→ Passage shown:
== Segment start ==

Speaker
Description
Analytical models of radiobiological response in ion beams are used in studies on improving treatment planning in proton therapy. The best known models are Carabe [1], Wedenberg [2] and McNamara [3]. They relate response of the system (i.e. cell survival) with beam characterication (kinetic energy, linear energy transfer, ion type) and tissue radiosensitivity expressed by parameters of linear quadratic model (alfa, beta). These approaches has been used in studies of variable RBE in proton therapy. Application of these models require time-consuming and complex simulation of particle transport to establish spatial distribution of dose and linear energy transfer (LET).
We propose a simplified approach where particle transport is replaced by two analytical models applicable to pencil-beam dose delivery systems. Spatial dose distribution is calculated using the Bortfeld [4] model and LET distribution according to Wilkens [5] model. Both models assume power-law approximation of energy loss per unit distance are valid for uniform media. The predictions are within 2-3% agreement with particle transport simulations using Monte-Carlo codes.
All models were implemented in open-source program code library called libamtrack [6]. The library is written using ANSI C and is freely available on Github service https://github.com/libamtrack. It is designed as a shared library to be used by scientific programmers in their own modelling codes.
To facilitate the use by regular users a web interface was provided, exploiting modern technologies capable of compiling C code directly into JavaScript and WebAssembly languages. This web interface offers calculation of dose, LET and RBE as a function of depth for various media and beam configuration.

== Segment end ==

→ Dataset excerpts:
== Segment start ==

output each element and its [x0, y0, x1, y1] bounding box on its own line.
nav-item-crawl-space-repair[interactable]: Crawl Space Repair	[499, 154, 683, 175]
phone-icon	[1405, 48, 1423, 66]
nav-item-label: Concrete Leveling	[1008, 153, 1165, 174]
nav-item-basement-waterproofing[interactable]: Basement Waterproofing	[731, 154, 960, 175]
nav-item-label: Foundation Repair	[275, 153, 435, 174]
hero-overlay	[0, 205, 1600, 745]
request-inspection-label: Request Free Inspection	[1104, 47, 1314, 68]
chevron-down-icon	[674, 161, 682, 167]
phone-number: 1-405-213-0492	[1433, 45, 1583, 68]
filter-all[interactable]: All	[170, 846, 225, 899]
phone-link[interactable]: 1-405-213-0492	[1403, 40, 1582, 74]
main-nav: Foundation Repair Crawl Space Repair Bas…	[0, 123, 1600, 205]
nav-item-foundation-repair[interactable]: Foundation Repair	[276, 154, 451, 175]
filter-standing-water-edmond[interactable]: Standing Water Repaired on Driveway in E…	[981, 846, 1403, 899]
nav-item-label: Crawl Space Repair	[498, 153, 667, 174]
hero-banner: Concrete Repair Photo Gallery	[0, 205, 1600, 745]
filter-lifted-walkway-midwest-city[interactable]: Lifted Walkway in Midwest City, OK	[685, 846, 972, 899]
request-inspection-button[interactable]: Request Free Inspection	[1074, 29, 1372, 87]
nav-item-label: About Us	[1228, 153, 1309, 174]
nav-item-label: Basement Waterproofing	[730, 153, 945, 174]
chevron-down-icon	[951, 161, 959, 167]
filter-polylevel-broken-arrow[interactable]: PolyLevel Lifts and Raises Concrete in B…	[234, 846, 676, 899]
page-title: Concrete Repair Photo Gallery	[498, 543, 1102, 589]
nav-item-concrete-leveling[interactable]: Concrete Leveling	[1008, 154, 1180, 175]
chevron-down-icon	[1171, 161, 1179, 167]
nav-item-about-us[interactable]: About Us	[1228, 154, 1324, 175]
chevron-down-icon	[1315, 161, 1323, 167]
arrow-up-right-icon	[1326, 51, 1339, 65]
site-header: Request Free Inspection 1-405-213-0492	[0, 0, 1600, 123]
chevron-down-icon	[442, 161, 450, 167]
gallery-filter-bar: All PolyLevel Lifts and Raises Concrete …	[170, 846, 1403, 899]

== Segment end ==

→ What this task involves: Continue the description of the libamtrack models for proton therapy from its final sentence on the web interface.

→ Response box:
Combination of analytical models describing proton beam properties (Bortfeld, Wilkens) with radiobiological response models offers a way for fast model tuning and comparison in uniform media. We believe that the public implementation in the open-source library extended with user-friendly web interface may lead to wider application and futher development of analytical models in proton therapy.
[1] Carabe, Alejandro, et al. "Range uncertainty in proton therapy due to variable biological effectiveness." Physics in Medicine & Biology 57.5 (2012): 1159.
[2] Wedenberg, Minna, Bengt K. Lind, and Björn Hårdemark. "A model for the relative biological effectiveness of protons: the tissue specific parameter α/β of photons is a predictor for the sensitivity to LET changes." Acta oncologica 52.3 (2013): 580-588.
[3] McNamara, Aimee L., Jan Schuemann, and Harald Paganetti. "A phenomenological relative biological effectiveness (RBE) model for proton therapy based on all published in vitro cell survival data." Physics in Medicine & Biology 60.21 (2015): 8399.
[4] Bortfeld, Thomas. "An analytical approximation of the Bragg curve for therapeutic proton beams." Medical physics 24.12 (1997): 2024-2033.
[5] Wilkens, Jan J., and Uwe Oelfke. "Analytical linear energy transfer calculations for proton therapy." Medical physics 30.5 (2003): 806-815.
[6] Greilich, Steffen, et al. "Amorphous track models: a numerical comparison study." Radiation Measurements 45.10 (2010): 1406-1409.